What to produce - Without the images, write out all of the following entries exactly.

Extracted data entries
** begin **

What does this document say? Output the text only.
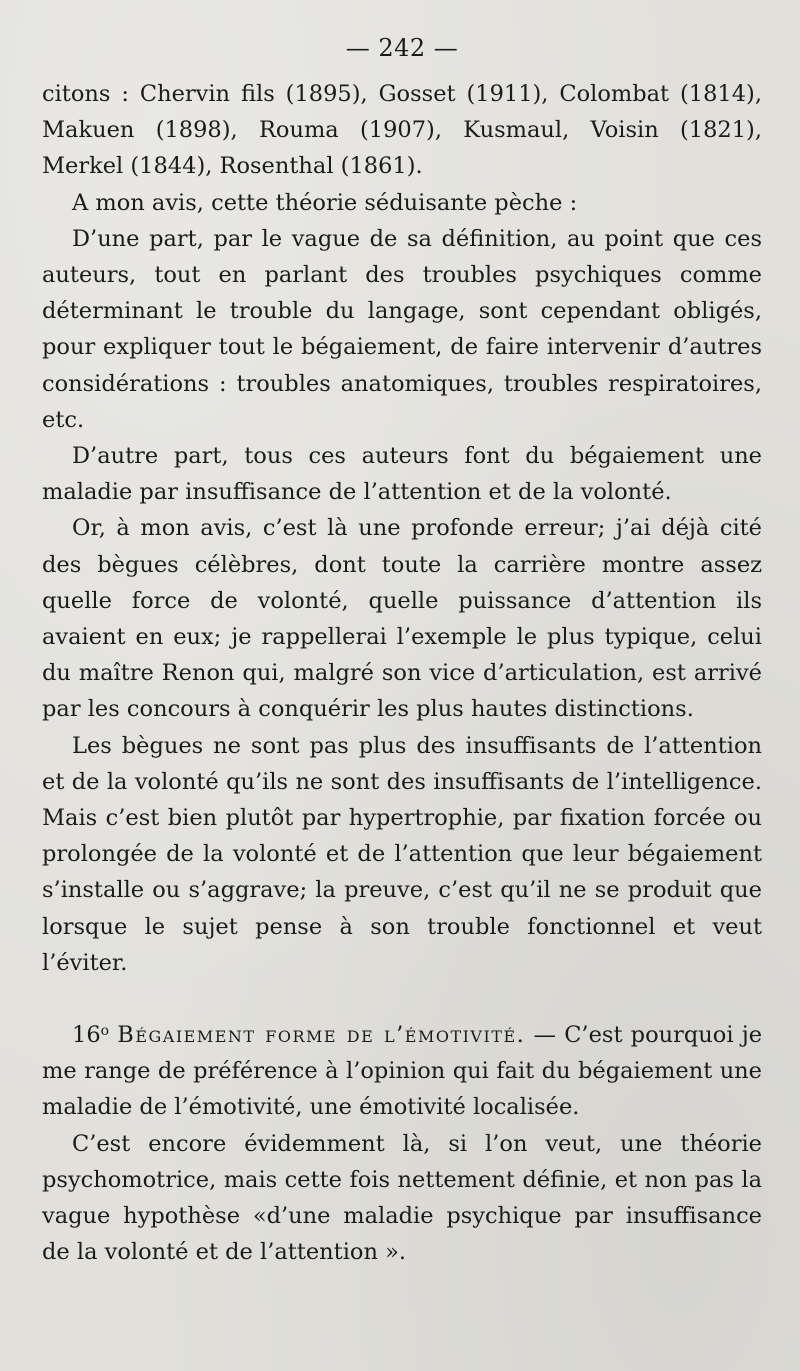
— 242 —

citons : Chervin fils (1895), Gosset (1911), Colombat (1814), Makuen (1898), Rouma (1907), Kusmaul, Voisin (1821), Merkel (1844), Rosenthal (1861).

A mon avis, cette théorie séduisante pèche :

D’une part, par le vague de sa définition, au point que ces auteurs, tout en parlant des troubles psychiques comme déterminant le trouble du langage, sont cependant obligés, pour expliquer tout le bégaiement, de faire intervenir d’autres considérations : troubles anatomiques, troubles respiratoires, etc.

D’autre part, tous ces auteurs font du bégaiement une maladie par insuffisance de l’attention et de la volonté.

Or, à mon avis, c’est là une profonde erreur; j’ai déjà cité des bègues célèbres, dont toute la carrière montre assez quelle force de volonté, quelle puissance d’attention ils avaient en eux; je rappellerai l’exemple le plus typique, celui du maître Renon qui, malgré son vice d’articulation, est arrivé par les concours à conquérir les plus hautes distinctions.

Les bègues ne sont pas plus des insuffisants de l’attention et de la volonté qu’ils ne sont des insuffisants de l’intelligence. Mais c’est bien plutôt par hypertrophie, par fixation forcée ou prolongée de la volonté et de l’attention que leur bégaiement s’installe ou s’aggrave; la preuve, c’est qu’il ne se produit que lorsque le sujet pense à son trouble fonctionnel et veut l’éviter.

16$^o$ Bégaiement forme de l’émotivité. — C’est pourquoi je me range de préférence à l’opinion qui fait du bégaiement une maladie de l’émotivité, une émotivité localisée.

C’est encore évidemment là, si l’on veut, une théorie psychomotrice, mais cette fois nettement définie, et non pas la vague hypothèse «d’une maladie psychique par insuffisance de la volonté et de l’attention ».
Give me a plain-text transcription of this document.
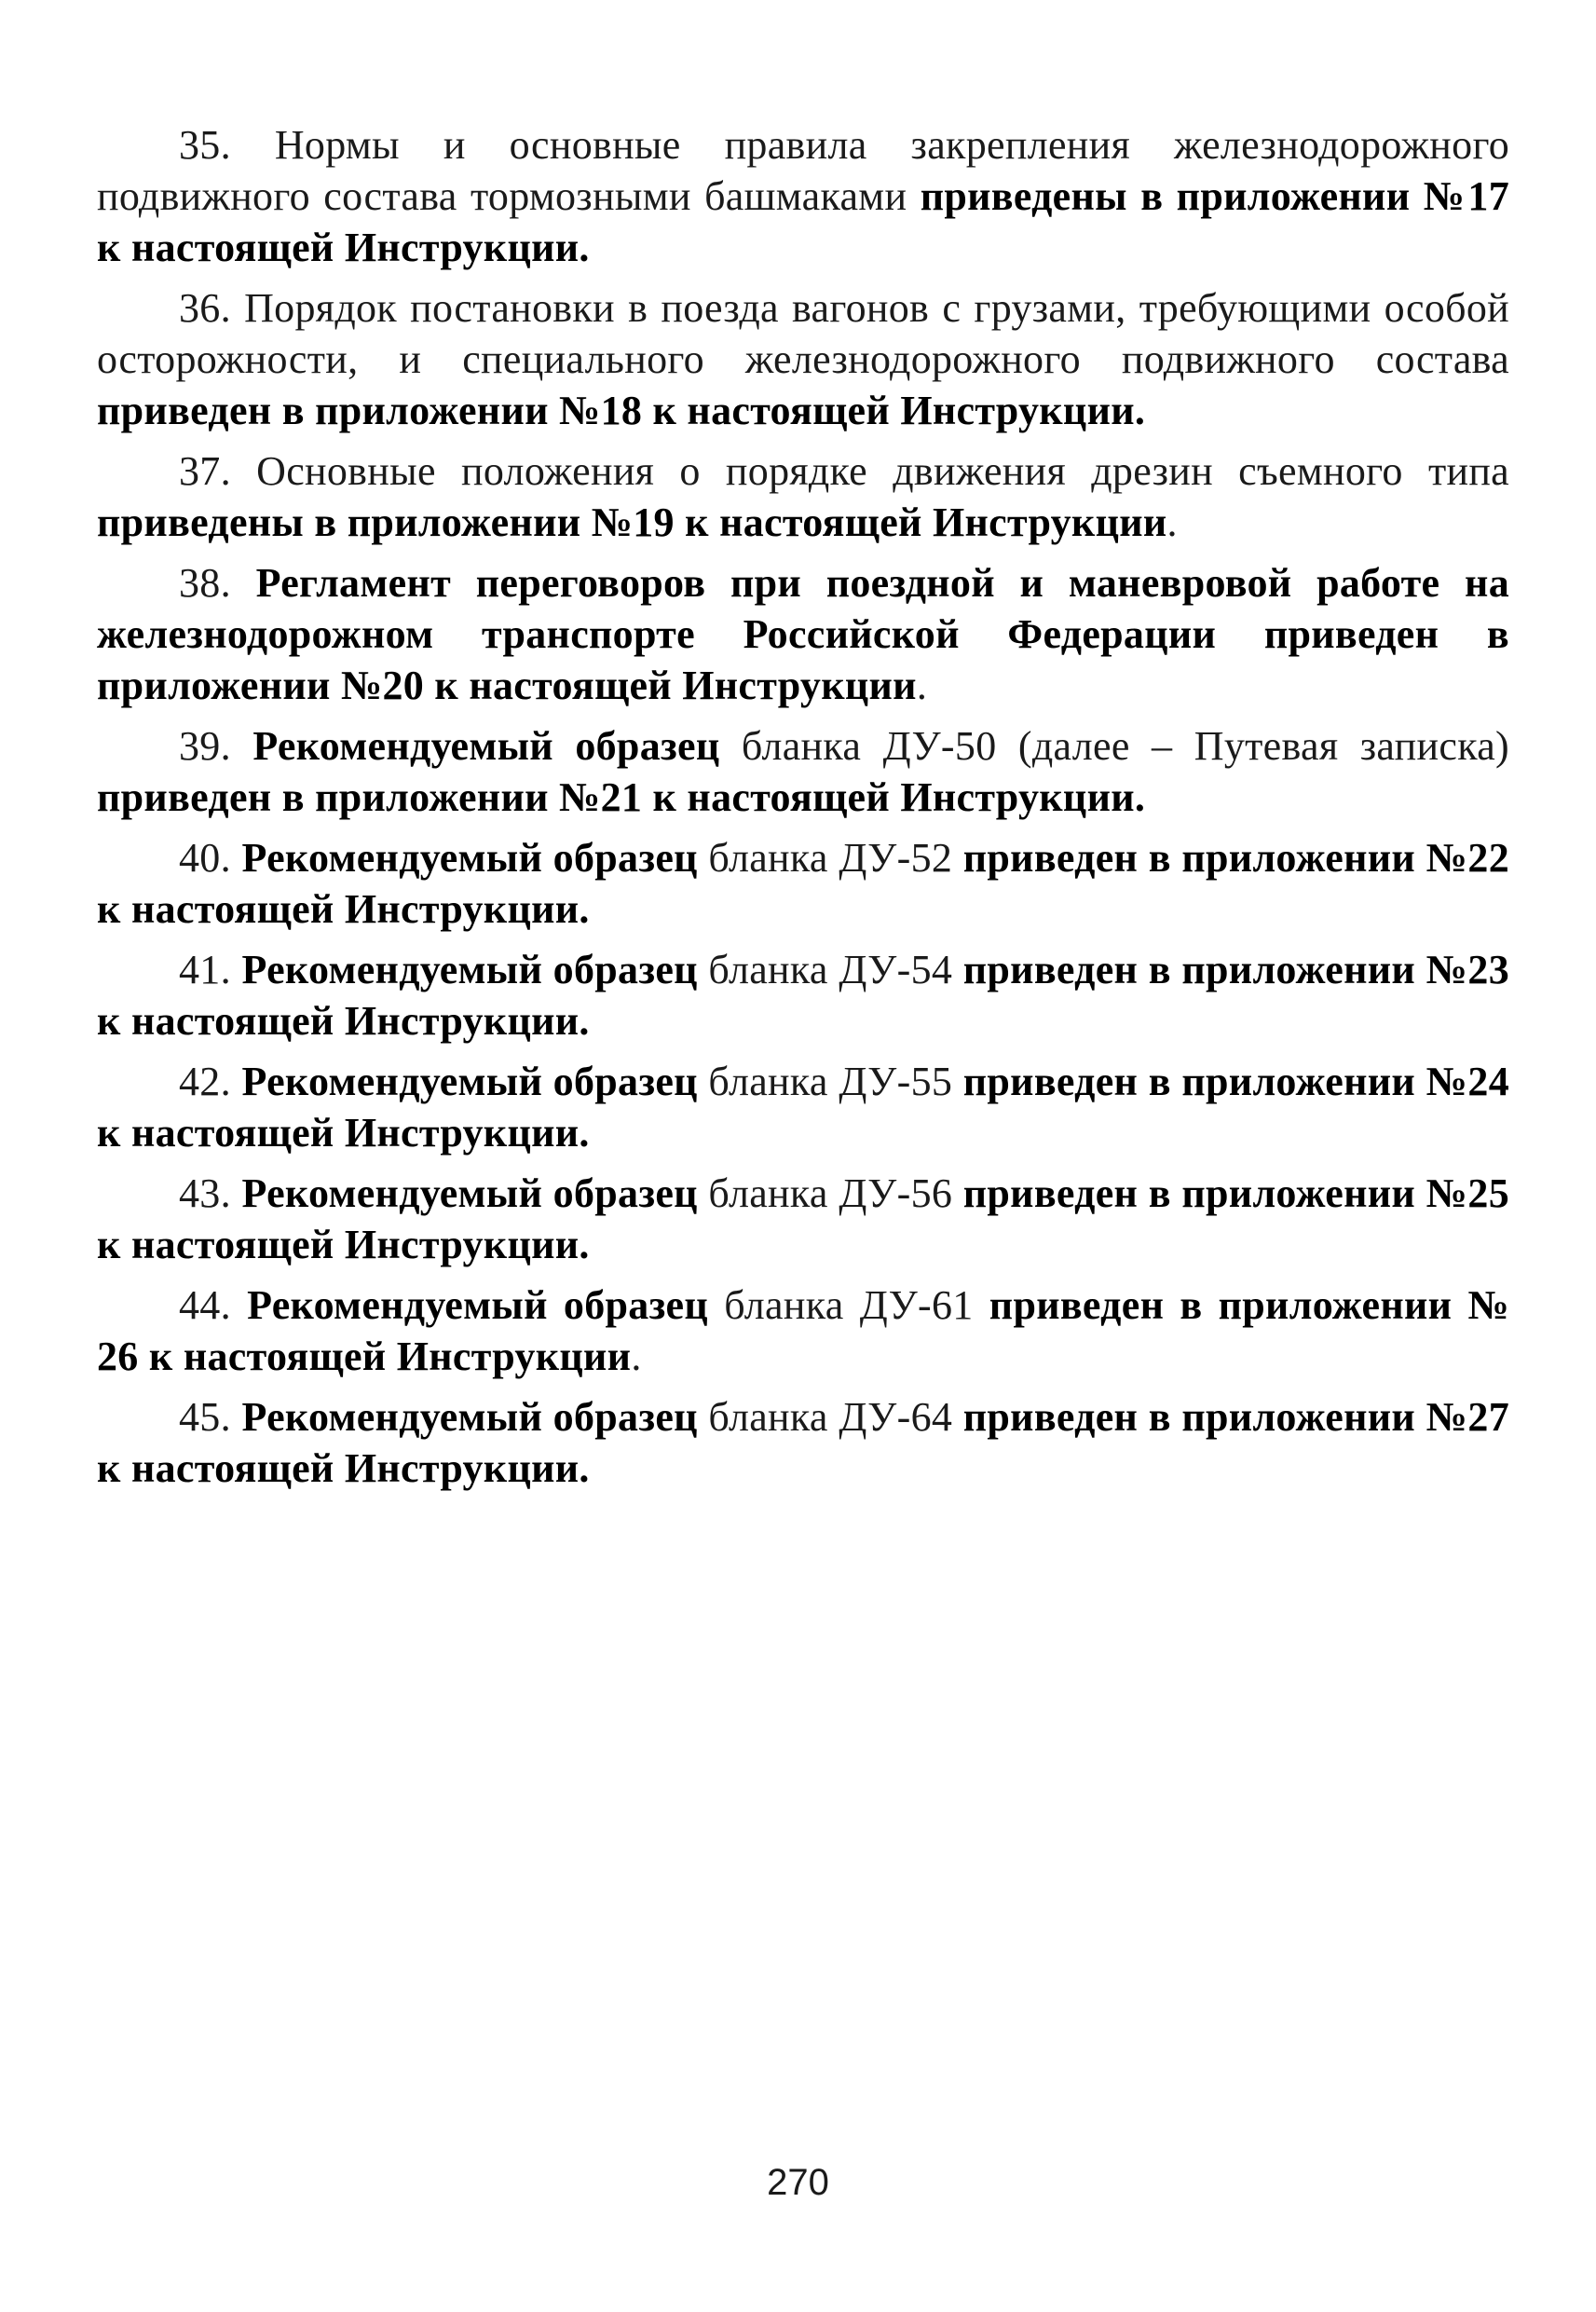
35. Нормы и основные правила закрепления железнодорожного подвижного состава тормозными башмаками приведены в приложении №17 к настоящей Инструкции.

36. Порядок постановки в поезда вагонов с грузами, требующими особой осторожности, и специального железнодорожного подвижного состава приведен в приложении №18 к настоящей Инструкции.

37. Основные положения о порядке движения дрезин съемного типа приведены в приложении №19 к настоящей Инструкции.

38. Регламент переговоров при поездной и маневровой работе на железнодорожном транспорте Российской Федерации приведен в приложении №20 к настоящей Инструкции.

39. Рекомендуемый образец бланка ДУ-50 (далее – Путевая записка) приведен в приложении №21 к настоящей Инструкции.

40. Рекомендуемый образец бланка ДУ-52 приведен в приложении №22 к настоящей Инструкции.

41. Рекомендуемый образец бланка ДУ-54 приведен в приложении №23 к настоящей Инструкции.

42. Рекомендуемый образец бланка ДУ-55 приведен в приложении №24 к настоящей Инструкции.

43. Рекомендуемый образец бланка ДУ-56 приведен в приложении №25 к настоящей Инструкции.

44. Рекомендуемый образец бланка ДУ-61 приведен в приложении № 26 к настоящей Инструкции.

45. Рекомендуемый образец бланка ДУ-64 приведен в приложении №27 к настоящей Инструкции.

270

** end **

Answer -
What does this document say? Output the text only.
— 242 —

citons : Chervin fils (1895), Gosset (1911), Colombat (1814), Makuen (1898), Rouma (1907), Kusmaul, Voisin (1821), Merkel (1844), Rosenthal (1861).

A mon avis, cette théorie séduisante pèche :

D’une part, par le vague de sa définition, au point que ces auteurs, tout en parlant des troubles psychiques comme déterminant le trouble du langage, sont cependant obligés, pour expliquer tout le bégaiement, de faire intervenir d’autres considérations : troubles anatomiques, troubles respiratoires, etc.

D’autre part, tous ces auteurs font du bégaiement une maladie par insuffisance de l’attention et de la volonté.

Or, à mon avis, c’est là une profonde erreur; j’ai déjà cité des bègues célèbres, dont toute la carrière montre assez quelle force de volonté, quelle puissance d’attention ils avaient en eux; je rappellerai l’exemple le plus typique, celui du maître Renon qui, malgré son vice d’articulation, est arrivé par les concours à conquérir les plus hautes distinctions.

Les bègues ne sont pas plus des insuffisants de l’attention et de la volonté qu’ils ne sont des insuffisants de l’intelligence. Mais c’est bien plutôt par hypertrophie, par fixation forcée ou prolongée de la volonté et de l’attention que leur bégaiement s’installe ou s’aggrave; la preuve, c’est qu’il ne se produit que lorsque le sujet pense à son trouble fonctionnel et veut l’éviter.

16$^o$ Bégaiement forme de l’émotivité. — C’est pourquoi je me range de préférence à l’opinion qui fait du bégaiement une maladie de l’émotivité, une émotivité localisée.

C’est encore évidemment là, si l’on veut, une théorie psychomotrice, mais cette fois nettement définie, et non pas la vague hypothèse «d’une maladie psychique par insuffisance de la volonté et de l’attention ».
Give me a plain-text transcription of this document.
35. Нормы и основные правила закрепления железнодорожного подвижного состава тормозными башмаками приведены в приложении №17 к настоящей Инструкции.

36. Порядок постановки в поезда вагонов с грузами, требующими особой осторожности, и специального железнодорожного подвижного состава приведен в приложении №18 к настоящей Инструкции.

37. Основные положения о порядке движения дрезин съемного типа приведены в приложении №19 к настоящей Инструкции.

38. Регламент переговоров при поездной и маневровой работе на железнодорожном транспорте Российской Федерации приведен в приложении №20 к настоящей Инструкции.

39. Рекомендуемый образец бланка ДУ-50 (далее – Путевая записка) приведен в приложении №21 к настоящей Инструкции.

40. Рекомендуемый образец бланка ДУ-52 приведен в приложении №22 к настоящей Инструкции.

41. Рекомендуемый образец бланка ДУ-54 приведен в приложении №23 к настоящей Инструкции.

42. Рекомендуемый образец бланка ДУ-55 приведен в приложении №24 к настоящей Инструкции.

43. Рекомендуемый образец бланка ДУ-56 приведен в приложении №25 к настоящей Инструкции.

44. Рекомендуемый образец бланка ДУ-61 приведен в приложении № 26 к настоящей Инструкции.

45. Рекомендуемый образец бланка ДУ-64 приведен в приложении №27 к настоящей Инструкции.

270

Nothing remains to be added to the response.